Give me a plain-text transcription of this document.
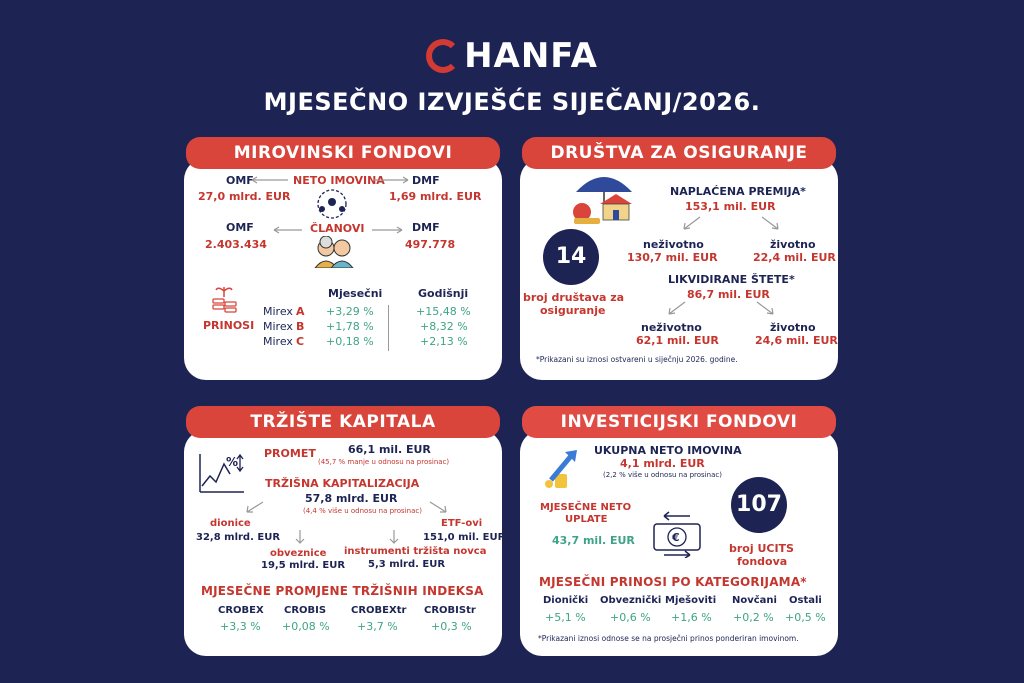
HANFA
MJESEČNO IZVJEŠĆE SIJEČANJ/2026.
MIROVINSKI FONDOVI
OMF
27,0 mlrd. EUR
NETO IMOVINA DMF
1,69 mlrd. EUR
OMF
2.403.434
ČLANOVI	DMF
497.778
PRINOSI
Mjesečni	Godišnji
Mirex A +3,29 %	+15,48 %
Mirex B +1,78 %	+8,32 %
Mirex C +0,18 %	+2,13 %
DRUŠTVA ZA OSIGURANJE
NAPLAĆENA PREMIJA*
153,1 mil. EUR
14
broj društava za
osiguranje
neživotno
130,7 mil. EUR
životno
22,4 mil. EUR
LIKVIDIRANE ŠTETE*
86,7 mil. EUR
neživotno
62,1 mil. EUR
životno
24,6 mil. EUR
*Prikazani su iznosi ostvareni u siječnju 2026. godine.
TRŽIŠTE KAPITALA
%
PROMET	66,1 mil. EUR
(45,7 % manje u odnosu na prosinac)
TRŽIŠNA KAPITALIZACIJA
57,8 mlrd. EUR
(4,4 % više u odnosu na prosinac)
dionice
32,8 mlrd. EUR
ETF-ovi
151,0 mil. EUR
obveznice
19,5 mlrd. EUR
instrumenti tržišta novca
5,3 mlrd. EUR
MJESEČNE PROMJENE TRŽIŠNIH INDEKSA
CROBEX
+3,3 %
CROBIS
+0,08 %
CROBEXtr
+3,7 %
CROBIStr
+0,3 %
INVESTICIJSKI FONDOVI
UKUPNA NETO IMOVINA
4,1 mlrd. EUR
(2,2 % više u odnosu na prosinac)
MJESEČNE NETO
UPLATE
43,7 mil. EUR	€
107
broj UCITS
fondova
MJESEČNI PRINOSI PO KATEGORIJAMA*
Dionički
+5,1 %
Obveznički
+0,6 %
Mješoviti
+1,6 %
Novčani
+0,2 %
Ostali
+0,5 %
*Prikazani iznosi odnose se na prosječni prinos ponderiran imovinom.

## Task requirements
Quote the records in full and exactly; skip any image.

## Result for this task
Give me a plain-text transcription of this document.
HANFA
MJESEČNO IZVJEŠĆE SIJEČANJ/2026.
MIROVINSKI FONDOVI
OMF
27,0 mlrd. EUR
NETO IMOVINA DMF
1,69 mlrd. EUR
OMF
2.403.434
ČLANOVI	DMF
497.778
PRINOSI
Mjesečni	Godišnji
Mirex A +3,29 %	+15,48 %
Mirex B +1,78 %	+8,32 %
Mirex C +0,18 %	+2,13 %
DRUŠTVA ZA OSIGURANJE
NAPLAĆENA PREMIJA*
153,1 mil. EUR
14
broj društava za
osiguranje
neživotno
130,7 mil. EUR
životno
22,4 mil. EUR
LIKVIDIRANE ŠTETE*
86,7 mil. EUR
neživotno
62,1 mil. EUR
životno
24,6 mil. EUR
*Prikazani su iznosi ostvareni u siječnju 2026. godine.
TRŽIŠTE KAPITALA
%
PROMET	66,1 mil. EUR
(45,7 % manje u odnosu na prosinac)
TRŽIŠNA KAPITALIZACIJA
57,8 mlrd. EUR
(4,4 % više u odnosu na prosinac)
dionice
32,8 mlrd. EUR
ETF-ovi
151,0 mil. EUR
obveznice
19,5 mlrd. EUR
instrumenti tržišta novca
5,3 mlrd. EUR
MJESEČNE PROMJENE TRŽIŠNIH INDEKSA
CROBEX
+3,3 %
CROBIS
+0,08 %
CROBEXtr
+3,7 %
CROBIStr
+0,3 %
INVESTICIJSKI FONDOVI
UKUPNA NETO IMOVINA
4,1 mlrd. EUR
(2,2 % više u odnosu na prosinac)
MJESEČNE NETO
UPLATE
43,7 mil. EUR	€
107
broj UCITS
fondova
MJESEČNI PRINOSI PO KATEGORIJAMA*
Dionički
+5,1 %
Obveznički
+0,6 %
Mješoviti
+1,6 %
Novčani
+0,2 %
Ostali
+0,5 %
*Prikazani iznosi odnose se na prosječni prinos ponderiran imovinom.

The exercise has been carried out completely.